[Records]
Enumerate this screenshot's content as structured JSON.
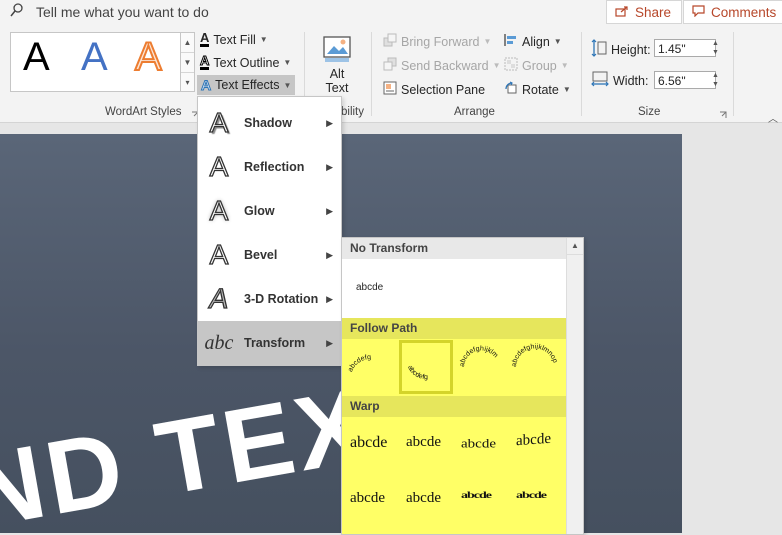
{
  "topbar": {
    "tell_me": "Tell me what you want to do",
    "share": "Share",
    "comments": "Comments"
  },
  "wordart": {
    "group_label": "WordArt Styles",
    "text_fill": "Text Fill",
    "text_outline": "Text Outline",
    "text_effects": "Text Effects",
    "sample_letter": "A"
  },
  "accessibility": {
    "alt_text_line1": "Alt",
    "alt_text_line2": "Text",
    "group_label_partial": "bility"
  },
  "arrange": {
    "group_label": "Arrange",
    "bring_forward": "Bring Forward",
    "send_backward": "Send Backward",
    "selection_pane": "Selection Pane",
    "align": "Align",
    "group": "Group",
    "rotate": "Rotate"
  },
  "size": {
    "group_label": "Size",
    "height_label": "Height:",
    "height_value": "1.45\"",
    "width_label": "Width:",
    "width_value": "6.56\""
  },
  "slide": {
    "visible_text": "ND TEXT"
  },
  "effects_menu": {
    "items": [
      {
        "label": "Shadow"
      },
      {
        "label": "Reflection"
      },
      {
        "label": "Glow"
      },
      {
        "label": "Bevel"
      },
      {
        "label": "3-D Rotation"
      },
      {
        "label": "Transform"
      }
    ]
  },
  "transform_panel": {
    "no_transform": "No Transform",
    "sample": "abcde",
    "follow_path": "Follow Path",
    "warp": "Warp",
    "path_samples": [
      "abcdefg",
      "abcdefg",
      "abcdefghijklm",
      "abcdefghijklmnop"
    ]
  },
  "colors": {
    "accent": "#b7472a",
    "highlight": "#ffff66",
    "slide": "#4f5a6b"
  }
}
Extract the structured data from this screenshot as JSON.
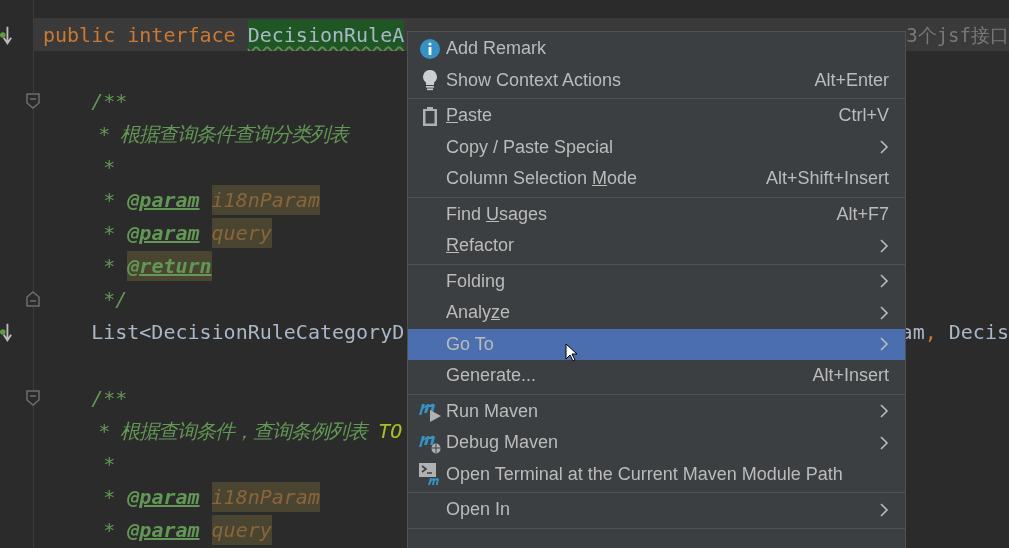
{
  "editor": {
    "lines": [
      {
        "kind": "implemented",
        "current": true,
        "tokens": [
          {
            "kind": "keyword",
            "text": "public interface "
          },
          {
            "kind": "highlight",
            "text": "DecisionRuleA"
          }
        ],
        "right": [
          {
            "kind": "hint",
            "text": "3个jsf接口"
          }
        ]
      },
      {
        "kind": "blank"
      },
      {
        "kind": "fold-start",
        "tokens": [
          {
            "kind": "comment",
            "text": "    /**"
          }
        ]
      },
      {
        "tokens": [
          {
            "kind": "comment-cjk",
            "text": "     * 根据查询条件查询分类列表"
          }
        ]
      },
      {
        "tokens": [
          {
            "kind": "comment",
            "text": "     *"
          }
        ]
      },
      {
        "tokens": [
          {
            "kind": "comment",
            "text": "     * "
          },
          {
            "kind": "tag",
            "text": "@param"
          },
          {
            "kind": "param",
            "text": "i18nParam"
          }
        ]
      },
      {
        "tokens": [
          {
            "kind": "comment",
            "text": "     * "
          },
          {
            "kind": "tag",
            "text": "@param"
          },
          {
            "kind": "param",
            "text": "query"
          }
        ]
      },
      {
        "tokens": [
          {
            "kind": "comment",
            "text": "     * "
          },
          {
            "kind": "tag-marked",
            "text": "@return"
          }
        ]
      },
      {
        "kind": "fold-end",
        "tokens": [
          {
            "kind": "comment",
            "text": "     */"
          }
        ]
      },
      {
        "kind": "implemented",
        "tokens": [
          {
            "kind": "plain",
            "text": "    List<DecisionRuleCategoryD"
          }
        ],
        "right": [
          {
            "kind": "plain",
            "text": "am"
          },
          {
            "kind": "keyword",
            "text": ","
          },
          {
            "kind": "plain",
            "text": " Decis"
          }
        ]
      },
      {
        "kind": "blank"
      },
      {
        "kind": "fold-start",
        "tokens": [
          {
            "kind": "comment",
            "text": "    /**"
          }
        ]
      },
      {
        "tokens": [
          {
            "kind": "comment-cjk",
            "text": "     * 根据查询条件，查询条例列表 "
          },
          {
            "kind": "todo",
            "text": "TO"
          }
        ]
      },
      {
        "tokens": [
          {
            "kind": "comment",
            "text": "     *"
          }
        ]
      },
      {
        "tokens": [
          {
            "kind": "comment",
            "text": "     * "
          },
          {
            "kind": "tag",
            "text": "@param"
          },
          {
            "kind": "param",
            "text": "i18nParam"
          }
        ]
      },
      {
        "tokens": [
          {
            "kind": "comment",
            "text": "     * "
          },
          {
            "kind": "tag",
            "text": "@param"
          },
          {
            "kind": "param",
            "text": "query"
          }
        ]
      }
    ]
  },
  "context_menu": {
    "groups": [
      [
        {
          "kind": "info",
          "label": {
            "before": "Add Remark"
          },
          "selected": false
        },
        {
          "kind": "bulb",
          "label": {
            "before": "Show Context Actions"
          },
          "shortcut": "Alt+Enter",
          "selected": false
        }
      ],
      [
        {
          "kind": "clipboard",
          "label": {
            "mnemonic": "P",
            "after": "aste"
          },
          "shortcut": "Ctrl+V",
          "selected": false
        },
        {
          "label": {
            "before": "Copy / Paste Special"
          },
          "submenu": true,
          "selected": false
        },
        {
          "label": {
            "before": "Column Selection ",
            "mnemonic": "M",
            "after": "ode"
          },
          "shortcut": "Alt+Shift+Insert",
          "selected": false
        }
      ],
      [
        {
          "label": {
            "before": "Find ",
            "mnemonic": "U",
            "after": "sages"
          },
          "shortcut": "Alt+F7",
          "selected": false
        },
        {
          "label": {
            "mnemonic": "R",
            "after": "efactor"
          },
          "submenu": true,
          "selected": false
        }
      ],
      [
        {
          "label": {
            "before": "Folding"
          },
          "submenu": true,
          "selected": false
        },
        {
          "label": {
            "before": "Analy",
            "mnemonic": "z",
            "after": "e"
          },
          "submenu": true,
          "selected": false
        },
        {
          "label": {
            "before": "Go To"
          },
          "submenu": true,
          "selected": true
        },
        {
          "label": {
            "before": "Generate..."
          },
          "shortcut": "Alt+Insert",
          "selected": false
        }
      ],
      [
        {
          "kind": "maven-run",
          "label": {
            "before": "Run Maven"
          },
          "submenu": true,
          "selected": false
        },
        {
          "kind": "maven-debug",
          "label": {
            "before": "Debug Maven"
          },
          "submenu": true,
          "selected": false
        },
        {
          "kind": "terminal",
          "label": {
            "before": "Open Terminal at the Current Maven Module Path"
          },
          "selected": false
        }
      ],
      [
        {
          "label": {
            "before": "Open In"
          },
          "submenu": true,
          "selected": false
        }
      ]
    ]
  }
}
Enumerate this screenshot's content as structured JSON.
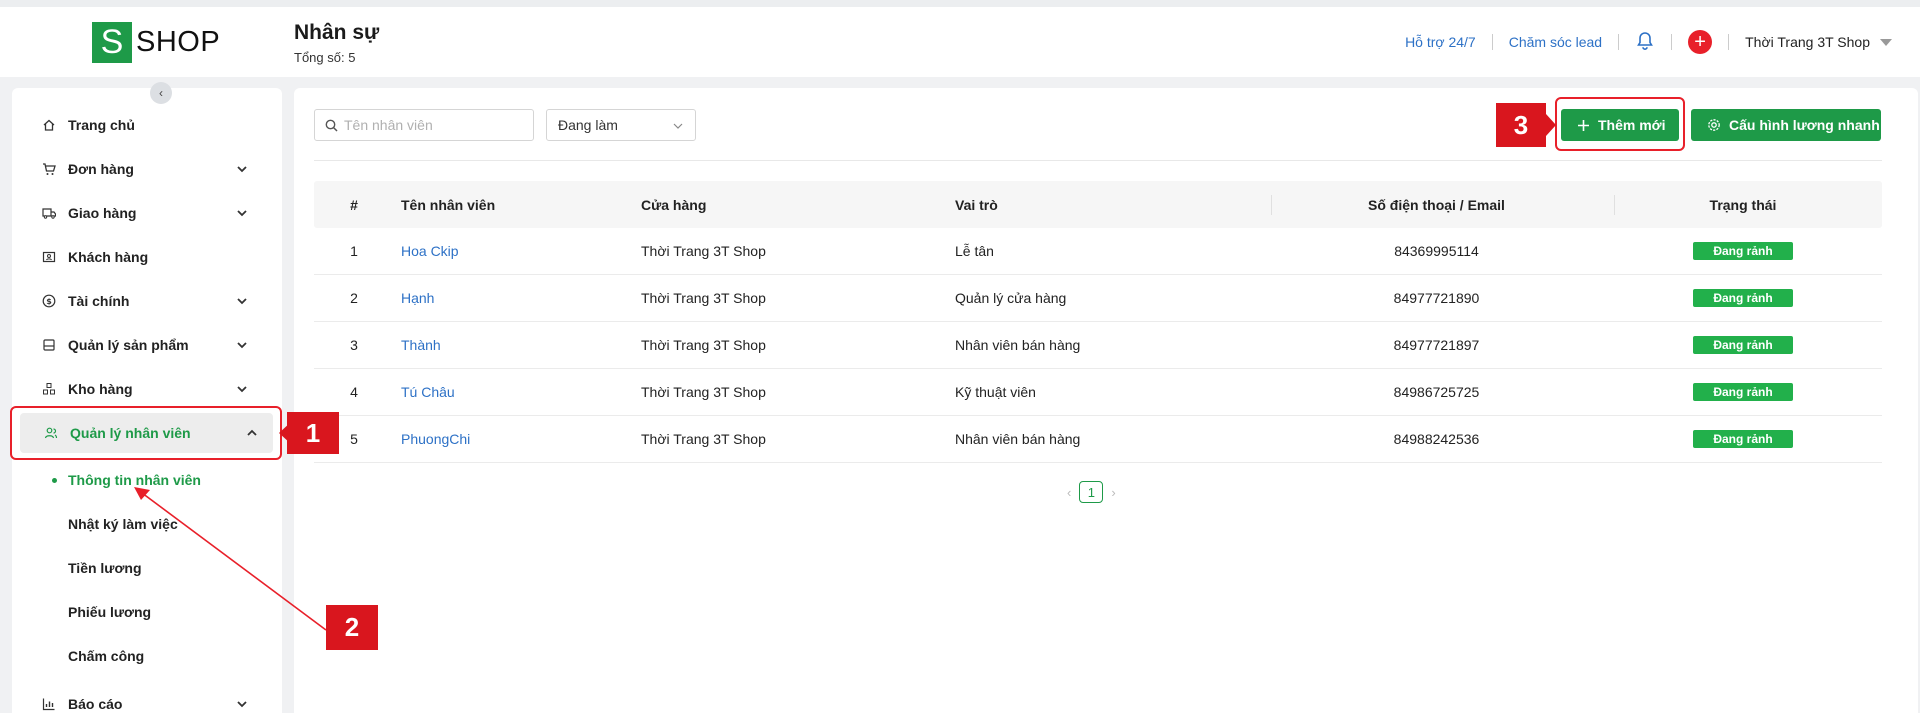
{
  "header": {
    "logo_letter": "S",
    "logo_text": "SHOP",
    "title": "Nhân sự",
    "subtitle": "Tổng số: 5",
    "support_link": "Hỗ trợ 24/7",
    "lead_link": "Chăm sóc lead",
    "shop_name": "Thời Trang 3T Shop"
  },
  "sidebar": {
    "items": [
      {
        "label": "Trang chủ",
        "icon": "home-icon"
      },
      {
        "label": "Đơn hàng",
        "icon": "cart-icon"
      },
      {
        "label": "Giao hàng",
        "icon": "truck-icon"
      },
      {
        "label": "Khách hàng",
        "icon": "contact-card-icon"
      },
      {
        "label": "Tài chính",
        "icon": "dollar-circle-icon"
      },
      {
        "label": "Quản lý sản phẩm",
        "icon": "box-icon"
      },
      {
        "label": "Kho hàng",
        "icon": "warehouse-icon"
      },
      {
        "label": "Quản lý nhân viên",
        "icon": "users-icon"
      },
      {
        "label": "Báo cáo",
        "icon": "chart-icon"
      }
    ],
    "sub_items": [
      "Thông tin nhân viên",
      "Nhật ký làm việc",
      "Tiền lương",
      "Phiếu lương",
      "Chấm công"
    ]
  },
  "toolbar": {
    "search_placeholder": "Tên nhân viên",
    "status_filter": "Đang làm",
    "add_label": "Thêm mới",
    "config_label": "Cấu hình lương nhanh"
  },
  "table": {
    "headers": [
      "#",
      "Tên nhân viên",
      "Cửa hàng",
      "Vai trò",
      "Số điện thoại / Email",
      "Trạng thái"
    ],
    "rows": [
      {
        "num": "1",
        "name": "Hoa Ckip",
        "store": "Thời Trang 3T Shop",
        "role": "Lễ tân",
        "phone": "84369995114",
        "status": "Đang rảnh"
      },
      {
        "num": "2",
        "name": "Hạnh",
        "store": "Thời Trang 3T Shop",
        "role": "Quản lý cửa hàng",
        "phone": "84977721890",
        "status": "Đang rảnh"
      },
      {
        "num": "3",
        "name": "Thành",
        "store": "Thời Trang 3T Shop",
        "role": "Nhân viên bán hàng",
        "phone": "84977721897",
        "status": "Đang rảnh"
      },
      {
        "num": "4",
        "name": "Tú Châu",
        "store": "Thời Trang 3T Shop",
        "role": "Kỹ thuật viên",
        "phone": "84986725725",
        "status": "Đang rảnh"
      },
      {
        "num": "5",
        "name": "PhuongChi",
        "store": "Thời Trang 3T Shop",
        "role": "Nhân viên bán hàng",
        "phone": "84988242536",
        "status": "Đang rảnh"
      }
    ]
  },
  "pagination": {
    "current": "1"
  },
  "annotations": {
    "step1": "1",
    "step2": "2",
    "step3": "3"
  },
  "colors": {
    "brand_green": "#1e9a48",
    "link_blue": "#2d71c6",
    "annotation_red": "#e8202a"
  }
}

**Short problem**
Return every line above that contains the word "phone".

**Reply to the task**
        "phone": "84369995114",
        "phone": "84977721890",
        "phone": "84977721897",
        "phone": "84986725725",
        "phone": "84988242536",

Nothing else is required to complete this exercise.